- [INSTRUCTIONS TO FOLLOW] Make an exact copy of every record that follows.

[Dataset entries on figures]
::::::::::
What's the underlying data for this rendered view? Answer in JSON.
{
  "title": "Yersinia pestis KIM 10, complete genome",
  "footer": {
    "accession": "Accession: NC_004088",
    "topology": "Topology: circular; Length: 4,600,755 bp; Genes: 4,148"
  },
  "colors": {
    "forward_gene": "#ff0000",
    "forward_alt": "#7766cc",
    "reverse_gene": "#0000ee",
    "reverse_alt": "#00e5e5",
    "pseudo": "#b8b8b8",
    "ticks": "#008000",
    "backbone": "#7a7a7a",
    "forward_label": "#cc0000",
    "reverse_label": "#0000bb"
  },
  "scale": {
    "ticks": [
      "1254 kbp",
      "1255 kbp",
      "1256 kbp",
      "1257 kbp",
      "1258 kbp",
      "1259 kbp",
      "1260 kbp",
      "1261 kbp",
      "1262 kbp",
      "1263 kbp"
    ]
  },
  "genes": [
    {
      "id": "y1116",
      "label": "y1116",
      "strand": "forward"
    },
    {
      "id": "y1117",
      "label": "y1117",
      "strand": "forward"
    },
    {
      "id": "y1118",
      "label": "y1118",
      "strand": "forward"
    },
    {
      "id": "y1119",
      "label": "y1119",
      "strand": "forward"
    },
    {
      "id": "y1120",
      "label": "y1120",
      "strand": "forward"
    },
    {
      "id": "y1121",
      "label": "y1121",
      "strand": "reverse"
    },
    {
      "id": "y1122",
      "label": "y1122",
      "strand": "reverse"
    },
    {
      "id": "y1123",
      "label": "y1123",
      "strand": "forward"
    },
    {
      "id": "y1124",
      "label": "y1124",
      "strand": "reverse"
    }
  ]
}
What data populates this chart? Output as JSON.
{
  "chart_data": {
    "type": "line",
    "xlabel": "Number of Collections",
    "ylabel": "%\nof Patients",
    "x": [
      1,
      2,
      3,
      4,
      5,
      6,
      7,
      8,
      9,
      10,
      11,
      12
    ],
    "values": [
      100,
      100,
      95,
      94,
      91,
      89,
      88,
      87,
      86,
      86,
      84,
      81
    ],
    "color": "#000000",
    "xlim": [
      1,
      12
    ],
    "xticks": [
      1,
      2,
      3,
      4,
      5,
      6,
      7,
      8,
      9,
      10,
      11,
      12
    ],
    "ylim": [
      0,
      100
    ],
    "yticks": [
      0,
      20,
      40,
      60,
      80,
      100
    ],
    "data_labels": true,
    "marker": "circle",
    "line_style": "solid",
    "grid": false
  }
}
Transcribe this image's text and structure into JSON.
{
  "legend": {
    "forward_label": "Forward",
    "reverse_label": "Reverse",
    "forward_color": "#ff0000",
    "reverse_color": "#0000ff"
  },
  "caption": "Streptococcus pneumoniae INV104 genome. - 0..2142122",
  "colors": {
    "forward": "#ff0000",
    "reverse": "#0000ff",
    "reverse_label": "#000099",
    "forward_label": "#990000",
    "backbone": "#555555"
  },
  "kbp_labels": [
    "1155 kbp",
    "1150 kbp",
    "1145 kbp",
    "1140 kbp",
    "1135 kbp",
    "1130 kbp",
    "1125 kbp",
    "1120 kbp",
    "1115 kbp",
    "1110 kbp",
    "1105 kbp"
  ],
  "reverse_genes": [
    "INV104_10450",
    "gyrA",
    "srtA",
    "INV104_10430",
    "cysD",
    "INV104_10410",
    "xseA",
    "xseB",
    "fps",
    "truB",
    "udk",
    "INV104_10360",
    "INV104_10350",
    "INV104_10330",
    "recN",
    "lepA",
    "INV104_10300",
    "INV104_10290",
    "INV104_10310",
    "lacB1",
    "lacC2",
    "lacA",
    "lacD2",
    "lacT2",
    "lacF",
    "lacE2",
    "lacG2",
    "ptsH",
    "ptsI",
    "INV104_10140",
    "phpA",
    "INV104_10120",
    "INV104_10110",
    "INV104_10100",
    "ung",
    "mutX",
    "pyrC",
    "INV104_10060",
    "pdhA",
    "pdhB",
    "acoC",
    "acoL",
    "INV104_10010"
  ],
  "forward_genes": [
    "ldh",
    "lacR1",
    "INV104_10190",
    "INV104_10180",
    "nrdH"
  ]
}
::::::::::
- [SOLUTION]
What's the underlying data for this rendered view? Answer in JSON.
{
  "title": "Yersinia pestis KIM 10, complete genome",
  "footer": {
    "accession": "Accession: NC_004088",
    "topology": "Topology: circular; Length: 4,600,755 bp; Genes: 4,148"
  },
  "colors": {
    "forward_gene": "#ff0000",
    "forward_alt": "#7766cc",
    "reverse_gene": "#0000ee",
    "reverse_alt": "#00e5e5",
    "pseudo": "#b8b8b8",
    "ticks": "#008000",
    "backbone": "#7a7a7a",
    "forward_label": "#cc0000",
    "reverse_label": "#0000bb"
  },
  "scale": {
    "ticks": [
      "1254 kbp",
      "1255 kbp",
      "1256 kbp",
      "1257 kbp",
      "1258 kbp",
      "1259 kbp",
      "1260 kbp",
      "1261 kbp",
      "1262 kbp",
      "1263 kbp"
    ]
  },
  "genes": [
    {
      "id": "y1116",
      "label": "y1116",
      "strand": "forward"
    },
    {
      "id": "y1117",
      "label": "y1117",
      "strand": "forward"
    },
    {
      "id": "y1118",
      "label": "y1118",
      "strand": "forward"
    },
    {
      "id": "y1119",
      "label": "y1119",
      "strand": "forward"
    },
    {
      "id": "y1120",
      "label": "y1120",
      "strand": "forward"
    },
    {
      "id": "y1121",
      "label": "y1121",
      "strand": "reverse"
    },
    {
      "id": "y1122",
      "label": "y1122",
      "strand": "reverse"
    },
    {
      "id": "y1123",
      "label": "y1123",
      "strand": "forward"
    },
    {
      "id": "y1124",
      "label": "y1124",
      "strand": "reverse"
    }
  ]
}
What data populates this chart? Output as JSON.
{
  "chart_data": {
    "type": "line",
    "xlabel": "Number of Collections",
    "ylabel": "%\nof Patients",
    "x": [
      1,
      2,
      3,
      4,
      5,
      6,
      7,
      8,
      9,
      10,
      11,
      12
    ],
    "values": [
      100,
      100,
      95,
      94,
      91,
      89,
      88,
      87,
      86,
      86,
      84,
      81
    ],
    "color": "#000000",
    "xlim": [
      1,
      12
    ],
    "xticks": [
      1,
      2,
      3,
      4,
      5,
      6,
      7,
      8,
      9,
      10,
      11,
      12
    ],
    "ylim": [
      0,
      100
    ],
    "yticks": [
      0,
      20,
      40,
      60,
      80,
      100
    ],
    "data_labels": true,
    "marker": "circle",
    "line_style": "solid",
    "grid": false
  }
}
Transcribe this image's text and structure into JSON.
{
  "legend": {
    "forward_label": "Forward",
    "reverse_label": "Reverse",
    "forward_color": "#ff0000",
    "reverse_color": "#0000ff"
  },
  "caption": "Streptococcus pneumoniae INV104 genome. - 0..2142122",
  "colors": {
    "forward": "#ff0000",
    "reverse": "#0000ff",
    "reverse_label": "#000099",
    "forward_label": "#990000",
    "backbone": "#555555"
  },
  "kbp_labels": [
    "1155 kbp",
    "1150 kbp",
    "1145 kbp",
    "1140 kbp",
    "1135 kbp",
    "1130 kbp",
    "1125 kbp",
    "1120 kbp",
    "1115 kbp",
    "1110 kbp",
    "1105 kbp"
  ],
  "reverse_genes": [
    "INV104_10450",
    "gyrA",
    "srtA",
    "INV104_10430",
    "cysD",
    "INV104_10410",
    "xseA",
    "xseB",
    "fps",
    "truB",
    "udk",
    "INV104_10360",
    "INV104_10350",
    "INV104_10330",
    "recN",
    "lepA",
    "INV104_10300",
    "INV104_10290",
    "INV104_10310",
    "lacB1",
    "lacC2",
    "lacA",
    "lacD2",
    "lacT2",
    "lacF",
    "lacE2",
    "lacG2",
    "ptsH",
    "ptsI",
    "INV104_10140",
    "phpA",
    "INV104_10120",
    "INV104_10110",
    "INV104_10100",
    "ung",
    "mutX",
    "pyrC",
    "INV104_10060",
    "pdhA",
    "pdhB",
    "acoC",
    "acoL",
    "INV104_10010"
  ],
  "forward_genes": [
    "ldh",
    "lacR1",
    "INV104_10190",
    "INV104_10180",
    "nrdH"
  ]
}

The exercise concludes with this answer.